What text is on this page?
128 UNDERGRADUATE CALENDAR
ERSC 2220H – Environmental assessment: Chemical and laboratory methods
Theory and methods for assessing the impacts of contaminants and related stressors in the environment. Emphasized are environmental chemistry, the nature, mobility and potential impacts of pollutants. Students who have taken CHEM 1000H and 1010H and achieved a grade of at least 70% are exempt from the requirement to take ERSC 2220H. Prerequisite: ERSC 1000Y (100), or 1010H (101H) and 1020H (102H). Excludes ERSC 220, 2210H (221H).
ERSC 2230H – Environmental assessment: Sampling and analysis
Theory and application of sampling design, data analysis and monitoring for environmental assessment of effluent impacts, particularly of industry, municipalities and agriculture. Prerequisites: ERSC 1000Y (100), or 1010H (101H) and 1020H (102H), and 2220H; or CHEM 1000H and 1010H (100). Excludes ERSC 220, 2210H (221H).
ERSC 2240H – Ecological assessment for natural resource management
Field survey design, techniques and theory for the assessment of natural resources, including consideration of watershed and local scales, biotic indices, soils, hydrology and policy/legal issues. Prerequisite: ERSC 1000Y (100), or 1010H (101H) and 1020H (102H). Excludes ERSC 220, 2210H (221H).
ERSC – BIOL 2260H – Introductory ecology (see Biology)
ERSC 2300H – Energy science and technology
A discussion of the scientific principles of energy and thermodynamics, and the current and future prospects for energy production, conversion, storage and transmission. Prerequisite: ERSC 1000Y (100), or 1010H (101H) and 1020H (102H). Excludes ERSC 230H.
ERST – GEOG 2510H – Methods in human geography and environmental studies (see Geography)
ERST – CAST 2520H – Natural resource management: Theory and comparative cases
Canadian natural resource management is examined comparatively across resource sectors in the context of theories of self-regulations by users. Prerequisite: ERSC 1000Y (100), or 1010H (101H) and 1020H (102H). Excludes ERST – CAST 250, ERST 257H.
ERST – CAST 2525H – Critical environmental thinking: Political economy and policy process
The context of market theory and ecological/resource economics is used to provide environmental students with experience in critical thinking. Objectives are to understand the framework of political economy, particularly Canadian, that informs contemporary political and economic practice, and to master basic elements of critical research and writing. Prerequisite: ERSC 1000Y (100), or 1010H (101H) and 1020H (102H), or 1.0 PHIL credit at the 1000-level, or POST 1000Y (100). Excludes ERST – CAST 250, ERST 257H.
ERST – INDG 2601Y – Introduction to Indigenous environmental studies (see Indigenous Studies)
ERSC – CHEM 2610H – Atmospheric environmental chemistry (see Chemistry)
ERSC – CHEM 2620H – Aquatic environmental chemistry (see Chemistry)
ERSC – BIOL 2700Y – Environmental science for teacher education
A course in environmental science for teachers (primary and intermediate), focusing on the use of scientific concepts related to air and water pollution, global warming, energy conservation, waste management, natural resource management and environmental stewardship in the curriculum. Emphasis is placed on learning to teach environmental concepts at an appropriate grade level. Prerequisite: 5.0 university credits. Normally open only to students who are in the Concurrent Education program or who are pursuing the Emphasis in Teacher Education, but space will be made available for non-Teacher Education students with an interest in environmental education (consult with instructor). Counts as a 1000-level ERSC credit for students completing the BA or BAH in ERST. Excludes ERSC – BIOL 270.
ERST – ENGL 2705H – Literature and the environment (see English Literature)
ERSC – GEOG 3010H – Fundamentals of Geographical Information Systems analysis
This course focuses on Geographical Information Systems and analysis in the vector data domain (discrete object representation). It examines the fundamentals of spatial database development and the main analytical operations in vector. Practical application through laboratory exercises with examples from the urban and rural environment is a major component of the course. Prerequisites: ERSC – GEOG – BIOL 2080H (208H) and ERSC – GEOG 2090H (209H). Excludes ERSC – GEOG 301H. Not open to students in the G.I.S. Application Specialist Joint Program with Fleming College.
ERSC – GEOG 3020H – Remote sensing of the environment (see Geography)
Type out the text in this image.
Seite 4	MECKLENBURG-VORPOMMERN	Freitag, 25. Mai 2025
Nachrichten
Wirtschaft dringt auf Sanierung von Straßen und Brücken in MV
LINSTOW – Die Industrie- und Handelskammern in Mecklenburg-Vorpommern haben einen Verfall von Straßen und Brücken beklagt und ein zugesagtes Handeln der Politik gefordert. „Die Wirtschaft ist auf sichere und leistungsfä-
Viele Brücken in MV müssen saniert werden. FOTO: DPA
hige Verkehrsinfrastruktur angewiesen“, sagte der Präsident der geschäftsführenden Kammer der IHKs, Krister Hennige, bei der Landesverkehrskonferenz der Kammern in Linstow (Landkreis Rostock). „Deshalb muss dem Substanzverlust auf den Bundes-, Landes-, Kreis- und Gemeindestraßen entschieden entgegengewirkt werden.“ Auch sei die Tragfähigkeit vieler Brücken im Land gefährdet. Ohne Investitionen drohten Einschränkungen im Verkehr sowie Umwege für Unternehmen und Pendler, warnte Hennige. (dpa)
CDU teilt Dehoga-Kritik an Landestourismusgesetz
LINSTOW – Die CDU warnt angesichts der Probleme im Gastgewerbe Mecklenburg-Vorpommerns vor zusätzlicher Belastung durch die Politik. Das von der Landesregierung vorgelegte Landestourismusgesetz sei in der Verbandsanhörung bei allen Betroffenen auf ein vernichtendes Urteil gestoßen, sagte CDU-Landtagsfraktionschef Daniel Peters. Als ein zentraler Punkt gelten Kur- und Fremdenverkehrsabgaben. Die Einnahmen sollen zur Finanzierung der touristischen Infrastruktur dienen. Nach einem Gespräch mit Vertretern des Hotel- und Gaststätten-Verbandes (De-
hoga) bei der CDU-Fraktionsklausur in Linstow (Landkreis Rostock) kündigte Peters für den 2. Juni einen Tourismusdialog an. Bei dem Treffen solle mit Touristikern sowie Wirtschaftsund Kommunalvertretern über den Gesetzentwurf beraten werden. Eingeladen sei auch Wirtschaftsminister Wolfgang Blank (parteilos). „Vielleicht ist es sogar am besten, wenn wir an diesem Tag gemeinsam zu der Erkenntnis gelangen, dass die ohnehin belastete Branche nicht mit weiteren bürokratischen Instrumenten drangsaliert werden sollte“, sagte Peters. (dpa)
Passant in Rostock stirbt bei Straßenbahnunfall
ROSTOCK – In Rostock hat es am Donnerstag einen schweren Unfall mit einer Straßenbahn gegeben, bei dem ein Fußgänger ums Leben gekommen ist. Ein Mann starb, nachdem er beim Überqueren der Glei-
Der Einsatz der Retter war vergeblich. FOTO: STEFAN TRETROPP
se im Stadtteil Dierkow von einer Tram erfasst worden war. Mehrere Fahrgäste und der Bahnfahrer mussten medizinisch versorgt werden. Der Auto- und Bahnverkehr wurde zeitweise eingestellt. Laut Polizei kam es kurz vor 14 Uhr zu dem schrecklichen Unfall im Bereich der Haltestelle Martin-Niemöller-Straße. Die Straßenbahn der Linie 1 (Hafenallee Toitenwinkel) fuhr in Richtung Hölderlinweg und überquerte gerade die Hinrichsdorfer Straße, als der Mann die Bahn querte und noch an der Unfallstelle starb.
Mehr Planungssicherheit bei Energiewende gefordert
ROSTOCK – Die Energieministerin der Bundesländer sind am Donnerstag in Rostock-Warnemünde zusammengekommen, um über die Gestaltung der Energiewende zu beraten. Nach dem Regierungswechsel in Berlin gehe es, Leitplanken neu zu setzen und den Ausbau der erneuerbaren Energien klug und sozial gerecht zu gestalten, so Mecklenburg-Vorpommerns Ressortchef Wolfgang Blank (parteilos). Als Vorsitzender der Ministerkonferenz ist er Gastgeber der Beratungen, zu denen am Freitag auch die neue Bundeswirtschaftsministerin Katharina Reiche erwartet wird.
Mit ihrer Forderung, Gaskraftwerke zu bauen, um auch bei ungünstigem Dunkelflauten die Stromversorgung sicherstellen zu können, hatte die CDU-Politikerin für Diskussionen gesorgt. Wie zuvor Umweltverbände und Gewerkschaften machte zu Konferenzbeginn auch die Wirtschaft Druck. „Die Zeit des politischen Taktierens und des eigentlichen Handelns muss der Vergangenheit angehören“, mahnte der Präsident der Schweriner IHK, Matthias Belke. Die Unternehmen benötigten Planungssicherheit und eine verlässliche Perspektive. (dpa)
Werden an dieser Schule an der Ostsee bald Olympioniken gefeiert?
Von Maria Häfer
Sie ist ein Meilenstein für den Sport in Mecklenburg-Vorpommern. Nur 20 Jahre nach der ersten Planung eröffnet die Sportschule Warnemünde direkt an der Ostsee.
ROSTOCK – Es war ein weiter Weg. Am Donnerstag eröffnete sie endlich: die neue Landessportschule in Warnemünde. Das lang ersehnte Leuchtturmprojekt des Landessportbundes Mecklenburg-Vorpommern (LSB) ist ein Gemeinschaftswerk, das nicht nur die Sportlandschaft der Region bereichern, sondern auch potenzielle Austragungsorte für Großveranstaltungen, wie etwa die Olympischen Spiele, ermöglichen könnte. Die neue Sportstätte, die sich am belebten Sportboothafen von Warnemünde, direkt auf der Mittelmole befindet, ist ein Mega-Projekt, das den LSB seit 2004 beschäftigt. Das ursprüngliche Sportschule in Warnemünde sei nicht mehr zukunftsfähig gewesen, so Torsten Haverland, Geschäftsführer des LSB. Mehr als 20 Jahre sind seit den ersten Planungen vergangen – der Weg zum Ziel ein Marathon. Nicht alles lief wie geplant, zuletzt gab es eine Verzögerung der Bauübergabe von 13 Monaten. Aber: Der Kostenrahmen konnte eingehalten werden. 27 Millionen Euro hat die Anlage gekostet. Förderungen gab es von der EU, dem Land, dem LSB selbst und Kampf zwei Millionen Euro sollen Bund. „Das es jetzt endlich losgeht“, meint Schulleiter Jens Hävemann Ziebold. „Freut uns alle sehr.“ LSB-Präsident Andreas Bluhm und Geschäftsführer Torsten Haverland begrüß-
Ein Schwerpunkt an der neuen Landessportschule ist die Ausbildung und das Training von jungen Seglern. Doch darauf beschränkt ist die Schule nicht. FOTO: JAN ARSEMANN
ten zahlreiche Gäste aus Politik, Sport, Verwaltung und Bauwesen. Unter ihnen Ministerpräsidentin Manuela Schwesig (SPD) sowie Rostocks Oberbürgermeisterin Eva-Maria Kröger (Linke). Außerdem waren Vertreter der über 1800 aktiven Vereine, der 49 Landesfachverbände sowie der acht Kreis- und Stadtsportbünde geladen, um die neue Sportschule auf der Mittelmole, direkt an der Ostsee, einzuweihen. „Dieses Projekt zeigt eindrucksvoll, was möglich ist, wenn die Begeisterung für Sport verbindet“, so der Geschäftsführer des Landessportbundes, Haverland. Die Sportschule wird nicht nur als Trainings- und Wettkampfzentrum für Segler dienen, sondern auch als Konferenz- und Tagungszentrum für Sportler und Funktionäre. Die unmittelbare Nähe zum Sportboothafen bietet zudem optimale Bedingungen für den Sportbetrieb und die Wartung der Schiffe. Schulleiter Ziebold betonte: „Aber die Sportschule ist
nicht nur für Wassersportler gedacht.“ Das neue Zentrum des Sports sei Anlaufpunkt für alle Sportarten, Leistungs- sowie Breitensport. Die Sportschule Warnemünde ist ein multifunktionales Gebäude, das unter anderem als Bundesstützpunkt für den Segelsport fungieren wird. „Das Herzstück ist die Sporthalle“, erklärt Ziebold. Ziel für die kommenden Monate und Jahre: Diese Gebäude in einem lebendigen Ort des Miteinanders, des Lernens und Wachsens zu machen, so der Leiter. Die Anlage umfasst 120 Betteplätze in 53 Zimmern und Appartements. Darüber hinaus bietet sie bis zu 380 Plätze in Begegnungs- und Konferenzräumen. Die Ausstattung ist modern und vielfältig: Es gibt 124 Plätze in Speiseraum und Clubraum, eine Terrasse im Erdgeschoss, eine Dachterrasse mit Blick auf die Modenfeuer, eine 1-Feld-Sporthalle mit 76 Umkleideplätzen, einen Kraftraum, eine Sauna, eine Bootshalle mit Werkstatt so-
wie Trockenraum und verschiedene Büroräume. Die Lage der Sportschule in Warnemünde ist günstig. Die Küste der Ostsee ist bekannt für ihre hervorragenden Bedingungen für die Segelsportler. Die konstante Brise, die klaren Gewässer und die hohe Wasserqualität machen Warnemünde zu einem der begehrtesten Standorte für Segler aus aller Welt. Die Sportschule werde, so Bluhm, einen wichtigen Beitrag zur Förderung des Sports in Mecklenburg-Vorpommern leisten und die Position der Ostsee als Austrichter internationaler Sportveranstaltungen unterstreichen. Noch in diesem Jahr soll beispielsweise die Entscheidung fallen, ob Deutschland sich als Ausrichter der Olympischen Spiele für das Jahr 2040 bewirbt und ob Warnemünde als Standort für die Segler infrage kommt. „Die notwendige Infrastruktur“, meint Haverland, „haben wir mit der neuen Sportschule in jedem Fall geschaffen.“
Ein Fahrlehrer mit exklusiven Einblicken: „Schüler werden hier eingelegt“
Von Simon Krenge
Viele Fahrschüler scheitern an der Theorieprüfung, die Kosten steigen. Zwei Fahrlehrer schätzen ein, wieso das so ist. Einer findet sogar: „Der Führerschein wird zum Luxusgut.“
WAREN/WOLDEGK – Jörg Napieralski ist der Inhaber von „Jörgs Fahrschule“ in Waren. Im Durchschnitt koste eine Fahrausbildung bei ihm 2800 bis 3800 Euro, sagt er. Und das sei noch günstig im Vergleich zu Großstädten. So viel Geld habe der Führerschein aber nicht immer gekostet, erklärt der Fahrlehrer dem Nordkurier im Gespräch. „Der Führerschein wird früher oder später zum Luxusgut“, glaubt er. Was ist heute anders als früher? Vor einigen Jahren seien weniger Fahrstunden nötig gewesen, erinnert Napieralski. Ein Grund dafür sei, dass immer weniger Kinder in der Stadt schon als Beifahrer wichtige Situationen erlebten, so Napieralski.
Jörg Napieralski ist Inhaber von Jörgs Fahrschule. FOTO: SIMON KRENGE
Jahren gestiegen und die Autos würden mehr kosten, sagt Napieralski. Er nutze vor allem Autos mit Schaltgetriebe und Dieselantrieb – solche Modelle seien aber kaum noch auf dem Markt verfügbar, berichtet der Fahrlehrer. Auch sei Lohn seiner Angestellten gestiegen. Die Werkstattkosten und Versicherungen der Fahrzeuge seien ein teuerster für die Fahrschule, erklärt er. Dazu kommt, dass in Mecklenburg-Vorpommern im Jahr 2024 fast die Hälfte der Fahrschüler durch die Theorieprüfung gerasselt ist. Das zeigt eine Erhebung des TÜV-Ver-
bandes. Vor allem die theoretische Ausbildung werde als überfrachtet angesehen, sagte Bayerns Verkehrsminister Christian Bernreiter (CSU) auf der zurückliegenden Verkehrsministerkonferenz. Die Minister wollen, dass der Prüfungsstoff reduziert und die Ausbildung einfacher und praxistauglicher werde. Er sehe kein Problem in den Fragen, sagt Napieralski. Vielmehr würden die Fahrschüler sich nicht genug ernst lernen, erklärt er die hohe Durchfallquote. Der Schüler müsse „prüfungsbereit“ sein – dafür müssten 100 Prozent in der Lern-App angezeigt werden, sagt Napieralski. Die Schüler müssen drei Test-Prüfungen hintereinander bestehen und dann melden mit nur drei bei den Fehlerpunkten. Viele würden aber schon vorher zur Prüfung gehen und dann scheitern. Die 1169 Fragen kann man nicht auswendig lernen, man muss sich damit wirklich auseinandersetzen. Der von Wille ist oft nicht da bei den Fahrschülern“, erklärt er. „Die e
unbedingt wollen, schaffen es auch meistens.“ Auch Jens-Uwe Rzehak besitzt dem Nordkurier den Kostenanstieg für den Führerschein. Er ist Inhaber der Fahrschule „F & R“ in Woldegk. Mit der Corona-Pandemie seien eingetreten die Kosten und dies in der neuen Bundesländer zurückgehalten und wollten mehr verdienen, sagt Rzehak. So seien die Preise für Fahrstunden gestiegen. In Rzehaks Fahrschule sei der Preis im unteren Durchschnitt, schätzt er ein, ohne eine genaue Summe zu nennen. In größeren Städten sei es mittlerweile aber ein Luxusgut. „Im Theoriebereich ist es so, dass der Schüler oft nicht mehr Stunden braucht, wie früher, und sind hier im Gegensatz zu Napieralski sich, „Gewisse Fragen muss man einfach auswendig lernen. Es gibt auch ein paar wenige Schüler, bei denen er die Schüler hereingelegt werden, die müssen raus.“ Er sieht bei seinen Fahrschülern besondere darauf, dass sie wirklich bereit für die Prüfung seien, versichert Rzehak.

> [Goal]:
Gather each line holding the string "policy".

> [Complete response]:
Field survey design, techniques and theory for the assessment of natural resources, including consideration of watershed and local scales, biotic indices, soils, hydrology and policy/legal issues. Prerequisite: ERSC 1000Y (100), or 1010H (101H) and 1020H (102H). Excludes ERSC 220, 2210H (221H).
ERST – CAST 2525H – Critical environmental thinking: Political economy and policy process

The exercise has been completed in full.